* [TASK REQUIREMENTS] Look for "icon" in each line of the entries, and return the matching lines.

* [STORED RECORDS]
========================================
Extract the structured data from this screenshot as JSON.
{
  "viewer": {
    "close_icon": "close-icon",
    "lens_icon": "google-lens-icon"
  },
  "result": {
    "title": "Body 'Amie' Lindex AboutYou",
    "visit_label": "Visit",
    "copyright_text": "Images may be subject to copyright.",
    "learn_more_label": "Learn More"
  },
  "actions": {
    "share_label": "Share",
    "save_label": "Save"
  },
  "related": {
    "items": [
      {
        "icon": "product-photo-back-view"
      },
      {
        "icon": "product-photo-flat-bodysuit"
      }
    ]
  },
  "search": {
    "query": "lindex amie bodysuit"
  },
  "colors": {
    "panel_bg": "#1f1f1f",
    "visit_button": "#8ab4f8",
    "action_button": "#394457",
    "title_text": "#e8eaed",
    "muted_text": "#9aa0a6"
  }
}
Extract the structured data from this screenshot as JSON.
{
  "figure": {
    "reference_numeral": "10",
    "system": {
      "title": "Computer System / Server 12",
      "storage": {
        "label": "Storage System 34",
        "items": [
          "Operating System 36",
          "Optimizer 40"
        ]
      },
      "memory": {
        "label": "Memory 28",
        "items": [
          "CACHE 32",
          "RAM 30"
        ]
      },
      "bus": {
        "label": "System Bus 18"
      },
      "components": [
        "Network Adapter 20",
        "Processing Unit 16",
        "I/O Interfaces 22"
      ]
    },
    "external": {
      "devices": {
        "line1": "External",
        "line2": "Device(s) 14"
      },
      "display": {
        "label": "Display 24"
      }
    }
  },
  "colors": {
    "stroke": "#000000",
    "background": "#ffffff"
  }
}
========================================
* [FINISHED ANSWER]
    "close_icon": "close-icon",
    "lens_icon": "google-lens-icon"
        "icon": "product-photo-back-view"
        "icon": "product-photo-flat-bodysuit"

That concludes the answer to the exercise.